Your task: Omit the images. Copy each entry word for word.

>> Begin

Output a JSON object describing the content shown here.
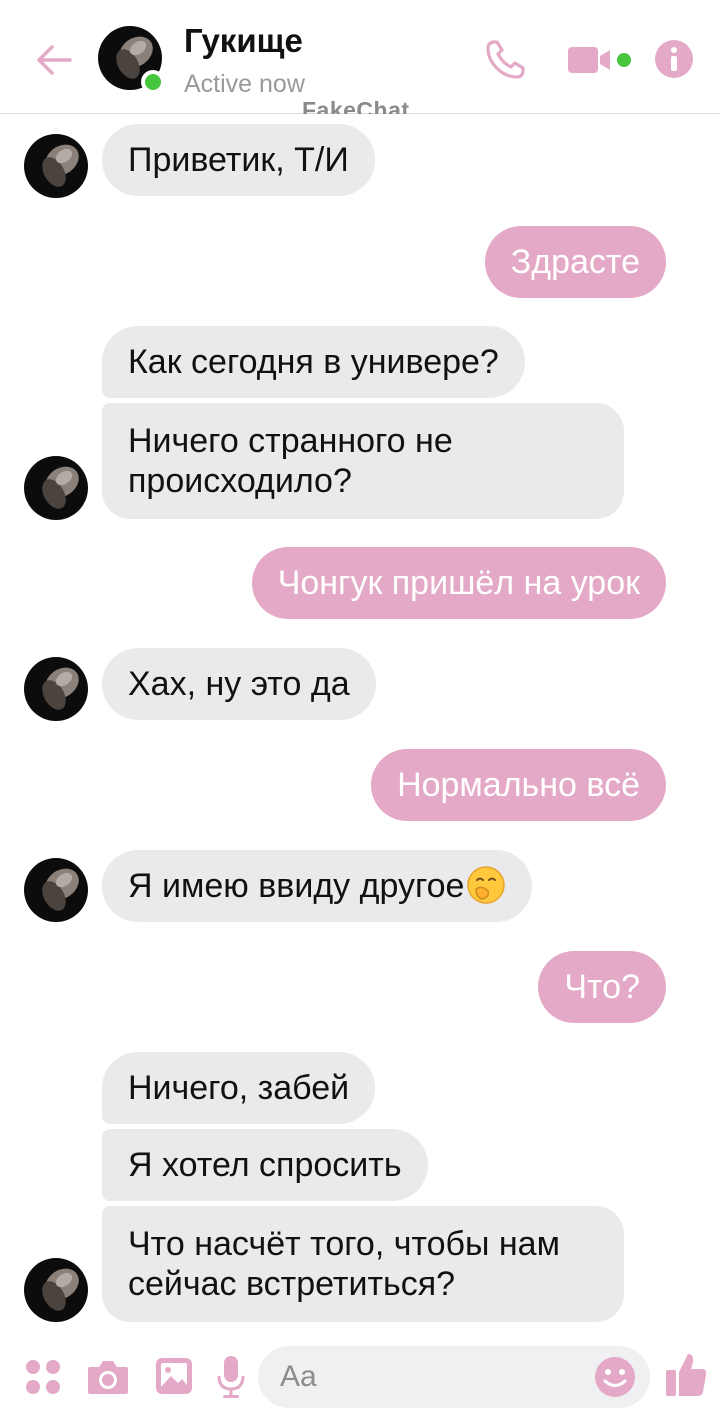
{
  "header": {
    "name": "Гукище",
    "status": "Active now",
    "watermark": "FakeChat"
  },
  "theme": {
    "accent": "#e3a9c6",
    "incoming_bg": "#eaeaed",
    "online": "#46c63d"
  },
  "icons": [
    "back-arrow-icon",
    "phone-icon",
    "video-icon",
    "info-icon",
    "apps-icon",
    "camera-icon",
    "image-icon",
    "microphone-icon",
    "emoji-icon",
    "thumbs-up-icon"
  ],
  "messages": [
    {
      "from": "contact",
      "text": "Приветик, Т/И"
    },
    {
      "from": "me",
      "text": "Здрасте"
    },
    {
      "from": "contact",
      "text": "Как сегодня в универе?"
    },
    {
      "from": "contact",
      "text": "Ничего странного не происходило?"
    },
    {
      "from": "me",
      "text": "Чонгук пришёл на урок"
    },
    {
      "from": "contact",
      "text": "Хах, ну это да"
    },
    {
      "from": "me",
      "text": "Нормально всё"
    },
    {
      "from": "contact",
      "text": "Я имею ввиду другое"
    },
    {
      "from": "me",
      "text": "Что?"
    },
    {
      "from": "contact",
      "text": "Ничего, забей"
    },
    {
      "from": "contact",
      "text": "Я хотел спросить"
    },
    {
      "from": "contact",
      "text": "Что насчёт того, чтобы нам сейчас встретиться?"
    }
  ],
  "composer": {
    "placeholder": "Aa"
  }
}
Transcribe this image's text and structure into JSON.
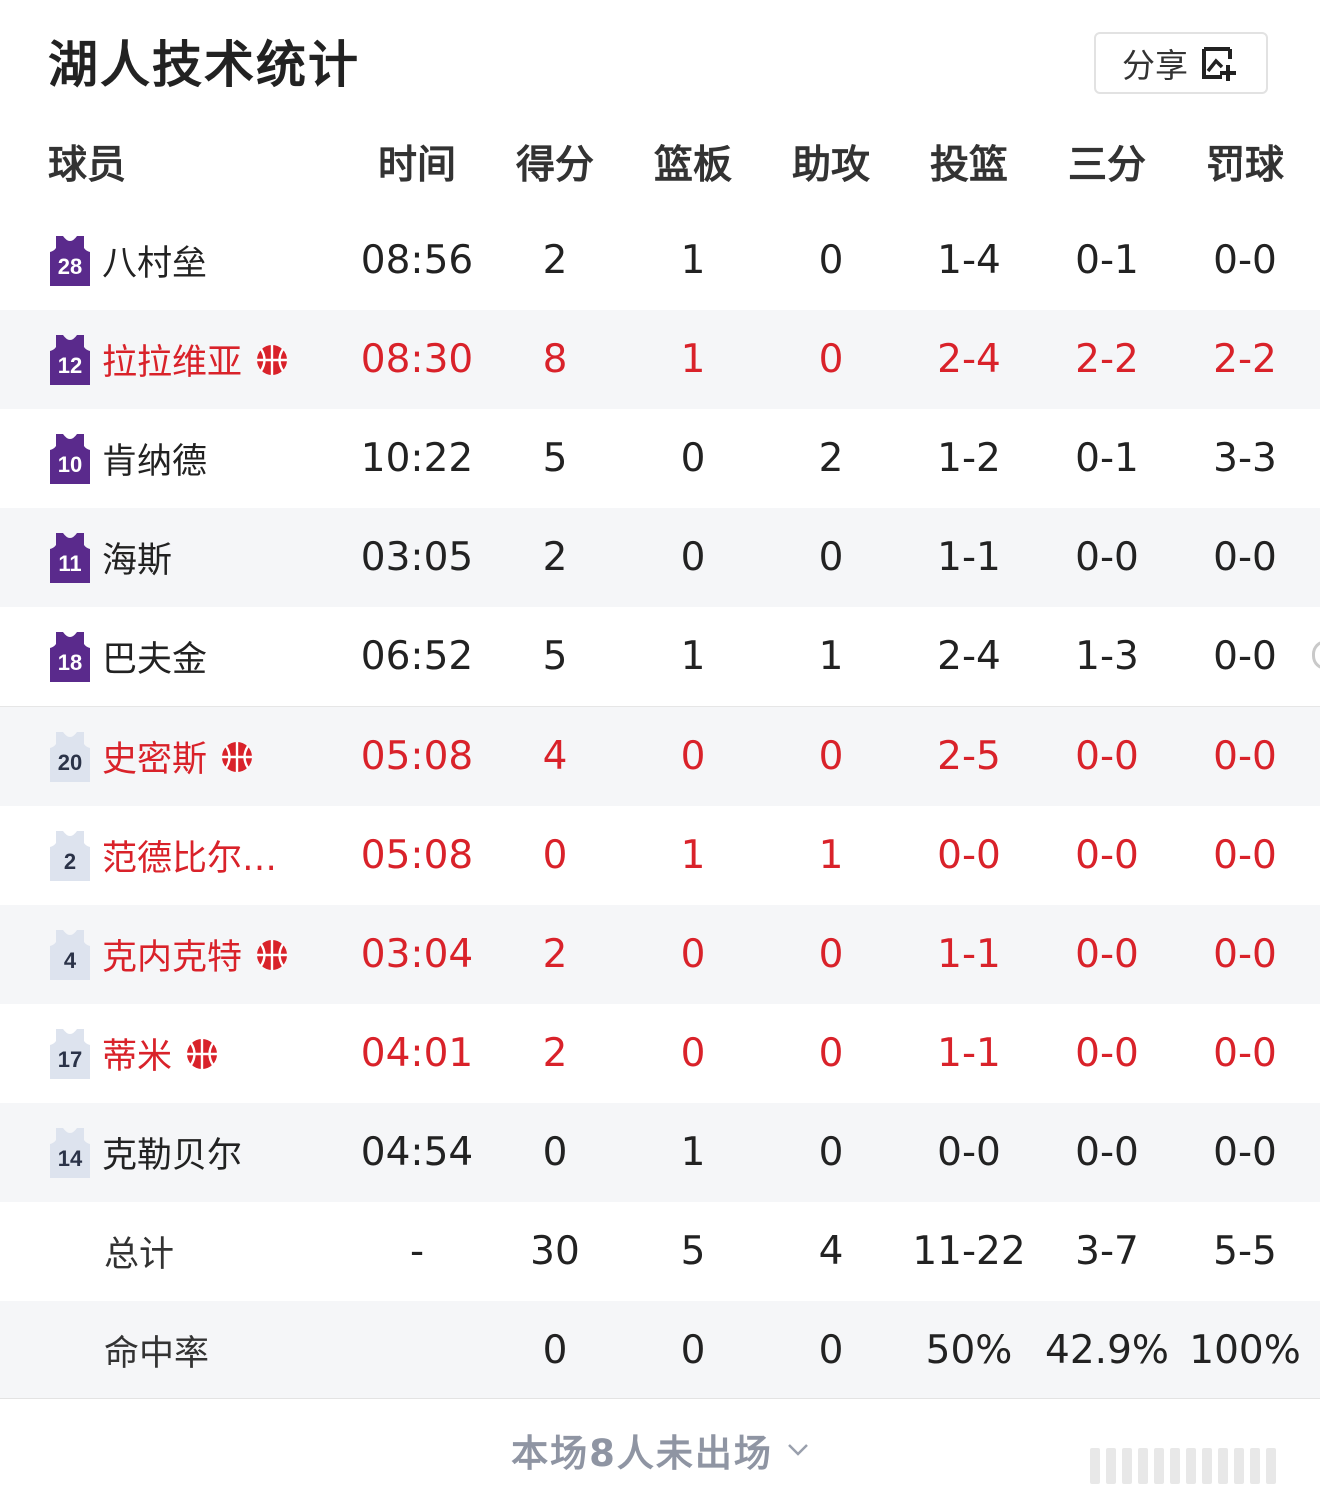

>> End

Response for this exercise:
Output a JSON object describing the content shown here.
{
  "header": {
    "name": "Гукище",
    "status": "Active now",
    "watermark": "FakeChat"
  },
  "theme": {
    "accent": "#e3a9c6",
    "incoming_bg": "#eaeaed",
    "online": "#46c63d"
  },
  "icons": [
    "back-arrow-icon",
    "phone-icon",
    "video-icon",
    "info-icon",
    "apps-icon",
    "camera-icon",
    "image-icon",
    "microphone-icon",
    "emoji-icon",
    "thumbs-up-icon"
  ],
  "messages": [
    {
      "from": "contact",
      "text": "Приветик, Т/И"
    },
    {
      "from": "me",
      "text": "Здрасте"
    },
    {
      "from": "contact",
      "text": "Как сегодня в универе?"
    },
    {
      "from": "contact",
      "text": "Ничего странного не происходило?"
    },
    {
      "from": "me",
      "text": "Чонгук пришёл на урок"
    },
    {
      "from": "contact",
      "text": "Хах, ну это да"
    },
    {
      "from": "me",
      "text": "Нормально всё"
    },
    {
      "from": "contact",
      "text": "Я имею ввиду другое"
    },
    {
      "from": "me",
      "text": "Что?"
    },
    {
      "from": "contact",
      "text": "Ничего, забей"
    },
    {
      "from": "contact",
      "text": "Я хотел спросить"
    },
    {
      "from": "contact",
      "text": "Что насчёт того, чтобы нам сейчас встретиться?"
    }
  ],
  "composer": {
    "placeholder": "Aa"
  }
}
Transcribe this image's text and structure into JSON.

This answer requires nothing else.